> Collected data entries:
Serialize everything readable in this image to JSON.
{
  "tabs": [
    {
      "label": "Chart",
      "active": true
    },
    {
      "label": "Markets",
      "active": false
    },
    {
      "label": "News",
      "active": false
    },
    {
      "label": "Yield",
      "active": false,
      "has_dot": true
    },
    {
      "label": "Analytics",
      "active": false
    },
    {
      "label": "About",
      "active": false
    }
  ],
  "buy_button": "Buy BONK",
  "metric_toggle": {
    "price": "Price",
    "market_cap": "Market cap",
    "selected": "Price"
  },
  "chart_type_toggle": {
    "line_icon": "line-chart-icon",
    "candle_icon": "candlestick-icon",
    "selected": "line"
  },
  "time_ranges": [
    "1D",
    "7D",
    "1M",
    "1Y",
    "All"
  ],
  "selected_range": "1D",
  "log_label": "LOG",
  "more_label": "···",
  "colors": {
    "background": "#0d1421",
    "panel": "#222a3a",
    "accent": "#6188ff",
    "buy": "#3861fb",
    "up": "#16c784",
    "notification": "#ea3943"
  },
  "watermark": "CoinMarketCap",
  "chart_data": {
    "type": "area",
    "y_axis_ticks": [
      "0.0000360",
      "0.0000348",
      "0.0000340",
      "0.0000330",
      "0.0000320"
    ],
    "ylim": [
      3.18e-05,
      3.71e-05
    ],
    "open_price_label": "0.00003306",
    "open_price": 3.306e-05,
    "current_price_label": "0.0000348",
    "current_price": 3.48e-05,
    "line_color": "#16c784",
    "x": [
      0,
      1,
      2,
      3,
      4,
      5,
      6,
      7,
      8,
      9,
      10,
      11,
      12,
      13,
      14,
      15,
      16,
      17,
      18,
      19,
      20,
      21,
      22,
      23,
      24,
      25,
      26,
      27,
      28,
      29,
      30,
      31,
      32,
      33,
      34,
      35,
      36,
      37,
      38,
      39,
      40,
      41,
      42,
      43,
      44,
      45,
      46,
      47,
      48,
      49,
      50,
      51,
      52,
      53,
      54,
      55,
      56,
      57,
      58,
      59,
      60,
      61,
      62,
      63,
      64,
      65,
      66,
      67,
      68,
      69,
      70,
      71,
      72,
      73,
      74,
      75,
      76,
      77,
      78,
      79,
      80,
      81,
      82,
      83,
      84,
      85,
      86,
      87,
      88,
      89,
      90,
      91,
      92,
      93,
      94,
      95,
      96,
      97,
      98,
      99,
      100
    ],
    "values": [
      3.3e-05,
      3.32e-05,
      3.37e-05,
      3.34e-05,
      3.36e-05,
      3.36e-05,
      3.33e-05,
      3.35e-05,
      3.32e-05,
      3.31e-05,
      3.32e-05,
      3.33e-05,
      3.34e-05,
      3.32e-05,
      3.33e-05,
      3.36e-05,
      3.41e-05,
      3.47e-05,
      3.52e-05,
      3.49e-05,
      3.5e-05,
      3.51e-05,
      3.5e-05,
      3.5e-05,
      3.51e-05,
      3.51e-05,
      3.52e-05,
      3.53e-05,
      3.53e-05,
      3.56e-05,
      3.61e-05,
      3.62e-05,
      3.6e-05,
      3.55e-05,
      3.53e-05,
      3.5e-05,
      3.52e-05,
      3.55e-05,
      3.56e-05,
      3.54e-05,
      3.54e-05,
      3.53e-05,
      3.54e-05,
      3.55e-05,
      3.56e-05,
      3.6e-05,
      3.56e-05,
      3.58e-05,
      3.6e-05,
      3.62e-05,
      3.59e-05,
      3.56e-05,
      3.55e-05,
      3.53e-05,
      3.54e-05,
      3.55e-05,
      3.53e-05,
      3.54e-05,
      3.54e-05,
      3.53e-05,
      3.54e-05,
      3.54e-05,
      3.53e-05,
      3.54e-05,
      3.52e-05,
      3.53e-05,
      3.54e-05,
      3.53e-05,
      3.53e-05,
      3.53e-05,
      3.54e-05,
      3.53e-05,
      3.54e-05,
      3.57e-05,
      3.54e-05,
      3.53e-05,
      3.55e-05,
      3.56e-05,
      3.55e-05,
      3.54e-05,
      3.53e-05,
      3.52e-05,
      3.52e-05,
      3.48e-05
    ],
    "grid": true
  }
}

> Your instructions:
Every entry must be retyped in full, exactly as given.

> Result:
Serialize everything readable in this image to JSON.
{
  "tabs": [
    {
      "label": "Chart",
      "active": true
    },
    {
      "label": "Markets",
      "active": false
    },
    {
      "label": "News",
      "active": false
    },
    {
      "label": "Yield",
      "active": false,
      "has_dot": true
    },
    {
      "label": "Analytics",
      "active": false
    },
    {
      "label": "About",
      "active": false
    }
  ],
  "buy_button": "Buy BONK",
  "metric_toggle": {
    "price": "Price",
    "market_cap": "Market cap",
    "selected": "Price"
  },
  "chart_type_toggle": {
    "line_icon": "line-chart-icon",
    "candle_icon": "candlestick-icon",
    "selected": "line"
  },
  "time_ranges": [
    "1D",
    "7D",
    "1M",
    "1Y",
    "All"
  ],
  "selected_range": "1D",
  "log_label": "LOG",
  "more_label": "···",
  "colors": {
    "background": "#0d1421",
    "panel": "#222a3a",
    "accent": "#6188ff",
    "buy": "#3861fb",
    "up": "#16c784",
    "notification": "#ea3943"
  },
  "watermark": "CoinMarketCap",
  "chart_data": {
    "type": "area",
    "y_axis_ticks": [
      "0.0000360",
      "0.0000348",
      "0.0000340",
      "0.0000330",
      "0.0000320"
    ],
    "ylim": [
      3.18e-05,
      3.71e-05
    ],
    "open_price_label": "0.00003306",
    "open_price": 3.306e-05,
    "current_price_label": "0.0000348",
    "current_price": 3.48e-05,
    "line_color": "#16c784",
    "x": [
      0,
      1,
      2,
      3,
      4,
      5,
      6,
      7,
      8,
      9,
      10,
      11,
      12,
      13,
      14,
      15,
      16,
      17,
      18,
      19,
      20,
      21,
      22,
      23,
      24,
      25,
      26,
      27,
      28,
      29,
      30,
      31,
      32,
      33,
      34,
      35,
      36,
      37,
      38,
      39,
      40,
      41,
      42,
      43,
      44,
      45,
      46,
      47,
      48,
      49,
      50,
      51,
      52,
      53,
      54,
      55,
      56,
      57,
      58,
      59,
      60,
      61,
      62,
      63,
      64,
      65,
      66,
      67,
      68,
      69,
      70,
      71,
      72,
      73,
      74,
      75,
      76,
      77,
      78,
      79,
      80,
      81,
      82,
      83,
      84,
      85,
      86,
      87,
      88,
      89,
      90,
      91,
      92,
      93,
      94,
      95,
      96,
      97,
      98,
      99,
      100
    ],
    "values": [
      3.3e-05,
      3.32e-05,
      3.37e-05,
      3.34e-05,
      3.36e-05,
      3.36e-05,
      3.33e-05,
      3.35e-05,
      3.32e-05,
      3.31e-05,
      3.32e-05,
      3.33e-05,
      3.34e-05,
      3.32e-05,
      3.33e-05,
      3.36e-05,
      3.41e-05,
      3.47e-05,
      3.52e-05,
      3.49e-05,
      3.5e-05,
      3.51e-05,
      3.5e-05,
      3.5e-05,
      3.51e-05,
      3.51e-05,
      3.52e-05,
      3.53e-05,
      3.53e-05,
      3.56e-05,
      3.61e-05,
      3.62e-05,
      3.6e-05,
      3.55e-05,
      3.53e-05,
      3.5e-05,
      3.52e-05,
      3.55e-05,
      3.56e-05,
      3.54e-05,
      3.54e-05,
      3.53e-05,
      3.54e-05,
      3.55e-05,
      3.56e-05,
      3.6e-05,
      3.56e-05,
      3.58e-05,
      3.6e-05,
      3.62e-05,
      3.59e-05,
      3.56e-05,
      3.55e-05,
      3.53e-05,
      3.54e-05,
      3.55e-05,
      3.53e-05,
      3.54e-05,
      3.54e-05,
      3.53e-05,
      3.54e-05,
      3.54e-05,
      3.53e-05,
      3.54e-05,
      3.52e-05,
      3.53e-05,
      3.54e-05,
      3.53e-05,
      3.53e-05,
      3.53e-05,
      3.54e-05,
      3.53e-05,
      3.54e-05,
      3.57e-05,
      3.54e-05,
      3.53e-05,
      3.55e-05,
      3.56e-05,
      3.55e-05,
      3.54e-05,
      3.53e-05,
      3.52e-05,
      3.52e-05,
      3.48e-05
    ],
    "grid": true
  }
}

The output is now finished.